[Stored dataset items]
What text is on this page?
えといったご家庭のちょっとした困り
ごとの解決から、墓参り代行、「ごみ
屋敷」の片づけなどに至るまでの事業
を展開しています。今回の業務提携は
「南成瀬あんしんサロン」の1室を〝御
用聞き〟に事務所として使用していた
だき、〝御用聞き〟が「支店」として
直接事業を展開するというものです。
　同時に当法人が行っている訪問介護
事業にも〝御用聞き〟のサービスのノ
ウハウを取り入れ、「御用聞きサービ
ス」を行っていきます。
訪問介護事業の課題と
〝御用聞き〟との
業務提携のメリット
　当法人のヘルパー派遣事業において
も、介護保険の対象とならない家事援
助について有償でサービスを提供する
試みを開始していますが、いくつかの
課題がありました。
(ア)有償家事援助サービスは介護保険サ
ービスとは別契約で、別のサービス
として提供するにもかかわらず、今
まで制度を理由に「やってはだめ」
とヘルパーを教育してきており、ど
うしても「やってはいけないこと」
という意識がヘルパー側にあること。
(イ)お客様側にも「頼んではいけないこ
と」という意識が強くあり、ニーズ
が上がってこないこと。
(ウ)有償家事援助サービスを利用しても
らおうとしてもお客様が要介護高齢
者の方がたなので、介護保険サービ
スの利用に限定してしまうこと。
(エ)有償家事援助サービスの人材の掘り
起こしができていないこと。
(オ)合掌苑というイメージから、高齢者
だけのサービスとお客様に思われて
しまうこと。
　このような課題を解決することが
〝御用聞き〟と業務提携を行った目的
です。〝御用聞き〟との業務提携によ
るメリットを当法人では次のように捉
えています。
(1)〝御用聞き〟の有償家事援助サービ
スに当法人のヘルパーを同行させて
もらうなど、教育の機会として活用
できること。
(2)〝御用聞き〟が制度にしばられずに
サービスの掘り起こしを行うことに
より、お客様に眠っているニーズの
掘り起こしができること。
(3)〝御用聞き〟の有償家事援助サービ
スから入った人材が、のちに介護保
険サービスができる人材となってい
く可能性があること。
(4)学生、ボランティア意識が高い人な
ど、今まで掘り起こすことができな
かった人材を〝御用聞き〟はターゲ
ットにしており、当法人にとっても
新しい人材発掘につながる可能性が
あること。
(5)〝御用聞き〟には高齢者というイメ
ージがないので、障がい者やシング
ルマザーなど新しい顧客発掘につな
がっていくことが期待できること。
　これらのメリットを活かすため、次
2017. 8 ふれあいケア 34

## TASK DETAILS
Return all of the entries exactly as written.

## PROBLEM SOLUTION
What text is on this page?
えといったご家庭のちょっとした困り
ごとの解決から、墓参り代行、「ごみ
屋敷」の片づけなどに至るまでの事業
を展開しています。今回の業務提携は
「南成瀬あんしんサロン」の1室を〝御
用聞き〟に事務所として使用していた
だき、〝御用聞き〟が「支店」として
直接事業を展開するというものです。
　同時に当法人が行っている訪問介護
事業にも〝御用聞き〟のサービスのノ
ウハウを取り入れ、「御用聞きサービ
ス」を行っていきます。
訪問介護事業の課題と
〝御用聞き〟との
業務提携のメリット
　当法人のヘルパー派遣事業において
も、介護保険の対象とならない家事援
助について有償でサービスを提供する
試みを開始していますが、いくつかの
課題がありました。
(ア)有償家事援助サービスは介護保険サ
ービスとは別契約で、別のサービス
として提供するにもかかわらず、今
まで制度を理由に「やってはだめ」
とヘルパーを教育してきており、ど
うしても「やってはいけないこと」
という意識がヘルパー側にあること。
(イ)お客様側にも「頼んではいけないこ
と」という意識が強くあり、ニーズ
が上がってこないこと。
(ウ)有償家事援助サービスを利用しても
らおうとしてもお客様が要介護高齢
者の方がたなので、介護保険サービ
スの利用に限定してしまうこと。
(エ)有償家事援助サービスの人材の掘り
起こしができていないこと。
(オ)合掌苑というイメージから、高齢者
だけのサービスとお客様に思われて
しまうこと。
　このような課題を解決することが
〝御用聞き〟と業務提携を行った目的
です。〝御用聞き〟との業務提携によ
るメリットを当法人では次のように捉
えています。
(1)〝御用聞き〟の有償家事援助サービ
スに当法人のヘルパーを同行させて
もらうなど、教育の機会として活用
できること。
(2)〝御用聞き〟が制度にしばられずに
サービスの掘り起こしを行うことに
より、お客様に眠っているニーズの
掘り起こしができること。
(3)〝御用聞き〟の有償家事援助サービ
スから入った人材が、のちに介護保
険サービスができる人材となってい
く可能性があること。
(4)学生、ボランティア意識が高い人な
ど、今まで掘り起こすことができな
かった人材を〝御用聞き〟はターゲ
ットにしており、当法人にとっても
新しい人材発掘につながる可能性が
あること。
(5)〝御用聞き〟には高齢者というイメ
ージがないので、障がい者やシング
ルマザーなど新しい顧客発掘につな
がっていくことが期待できること。
　これらのメリットを活かすため、次
2017. 8 ふれあいケア 34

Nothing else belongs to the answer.